▸ **EXERCISE DIRECTIONS**
Sift the listing for lines that hold the string "otros" and pull them out.
+---+
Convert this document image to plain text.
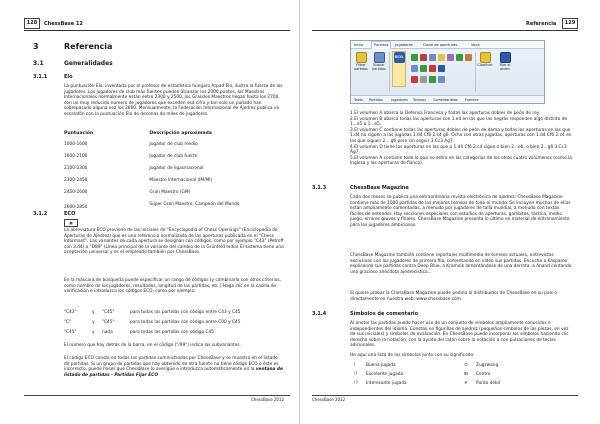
128	ChessBase 12
3	Referencia
3.1	Generalidades
3.1.1	Elo
La puntuación Elo, inventada por el profesor de estadística húngaro Arpad Elo, ilustra la fuerza de los jugadores. Los jugadores de club más fuertes pueden alcanzar los 2000 puntos, los Maestros Internacionales normalmente están entre 2300 y 2500, los Grandes Maestros llegan hasta los 2700, con un muy reducido número de jugadores que exceden esa cifra y tan solo un puñado han sobrepasado alguna vez los 2800. Mensualmente, la Federación Internacional de Ajedrez publica un escalafón con la puntuación Elo de decenas de miles de jugadores.
Puntuación	Descripción aproximada
1000-1600	Jugador de club medio
1600-2100	Jugador de club fuerte
2100-2300	Jugador de ligas/nacional
2300-2450	Maestro Internacional (IM/MI)
2450-2600	Gran Maestro (GM)
2600-2850	Super Gran Maestro, Campeón del Mundo
3.1.2	ECO
■
La abreviatura ECO proviene de las iniciales de "Encyclopedia of Chess Openings" (Enciclopedia de Aperturas de Ajedrez) que es una referencia normalizada de las aperturas publicada en el "Chess Informant". Las variantes de cada apertura se designan con códigos, como por ejemplo "C43" (Petroff con 3.d4) o "D89" (Línea principal de la variante del cambio de la Grünfeld India) El sistema tiene una aceptación universal y es el empleado también por ChessBase.
En la máscara de búsqueda puede especificar un rango de códigos (y combinarlo con otros criterios, como nombre de los jugadores, resultados, longitud de las partidas, etc.) Haga clic en la casilla de verificación e introduzca los códigos ECO, como por ejemplo:
"C43"	y	"C45"	para todas las partidas con código entre C43 y C45
"C"	y	"C45"	para todas las partidas con código entre C00 y C45
"C45"	y	nada	para todas las partidas con código C45
El número que hay detrás de la barra, en el código ("/99") indica las subvariantes.
El código ECO consta en todas las partidas suministradas por ChessBase y se muestra en el listado de partidas. Si un grupo de partidas que hay obtenido de otra fuente no tiene código ECO o éste es incorrecto, puede hacer que ChessBase lo averigüe e introduzca automáticamente en la ventana de listado de partidas - Partidas Fijar ECO
ChessBase 2012
Referencia	129
Inicio	Partidas	Jugadores	Clave de aperturas	Voca
Filtrar partidas
Buscar partidas
ECO
Clasificar	Fijar el orden
Tabla Partidas Jugadores Torneos Comentaristas Fuentes
1.El volumen A abarca la Defensa Francesa y todas las aperturas dobles de peón de rey.
2.El volumen B abarca todas las aperturas con 1.e4 en las que las negras responden algo distinto de 1...e5 o 1...e5.
3.El volumen C contiene todas las aperturas dobles de peón de dama y todas las aperturas en las que 1.d4 no siguen a las jugadas 1.d4 Cf6 2.c4 g6. Ocho con otras jugadas, aperturas con 1.d4 Cf6 2.c4 en las que siguen 2... g6 pero sin seguir 3.Cc3 Ag7.
4.El volumen D tiene las aperturas en las que a 1.d4 Cf6 2.c4 sigue o bien 2...e6, o bien 2...g6 3.Cc3 Ag7.
5.El volumen A contiene todo lo que no entra en las categorías de los otros cuatro volúmenes (como la Inglesa y las aperturas de flanco).
3.1.3	ChessBase Magazine
Cada dos meses se publica una extraordinaria revista electrónica de ajedrez: ChessBase Magazine contiene más de 1000 partidas de los mejores torneos de todo el mundo. Se incluyen muchas de ellas están ampliamente comentadas, a menudo por jugadores de talla mundial, a menudo con textos fáciles de entender. Hay secciones especiales con estudios de aperturas, gambitos, táctica, medio juego, errores graves y finales. ChessBase Magazine presenta lo último en material de entrenamiento para los jugadores ambiciosos.
ChessBase Magazine también contiene reportajes multimedia de torneos actuales, entrevistas exclusivas con los jugadores de primera fila, comentando en vídeo sus partidas. Encuche a Kasparov explicando sus partidas contra Deep Blue, a Kramnik lamentándose de una derrota, a Anand contando una gracioso anécdota ajedrecística...
Si quiere probar la ChessBase Magazine puede pedirla al distribuidor de ChessBase en su país o directamente en nuestra web: www.chessbase.com.
3.1.4	Símbolos de comentario
Al anotar las partidas puede hacer uso de un conjunto de símbolos ampliamente conocidos e independientes del idioma. Constan en figurillas de ajedrez (pequeños símbolos de las piezas, en vez de sus iniciales) y símbolos de evaluación. En ChessBase puede incorporar los símbolos haciendo clic derecho sobre la notación, con la ayuda del ratón sobre la notación o con pulsaciones de teclas adicionales.
He aquí una lista de los símbolos junto con su significado:
!	Buena jugada	⊙ Zugzwang
!!	Excelente jugada	⊞ Centro
!?	Interesante jugada	✕ Punto débil
ChessBase 2012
+---+
▸ **WRITTEN SOLUTION**
En la máscara de búsqueda puede especificar un rango de códigos (y combinarlo con otros criterios, como nombre de los jugadores, resultados, longitud de las partidas, etc.) Haga clic en la casilla de verificación e introduzca los códigos ECO, como por ejemplo:
5.El volumen A contiene todo lo que no entra en las categorías de los otros cuatro volúmenes (como la Inglesa y las aperturas de flanco).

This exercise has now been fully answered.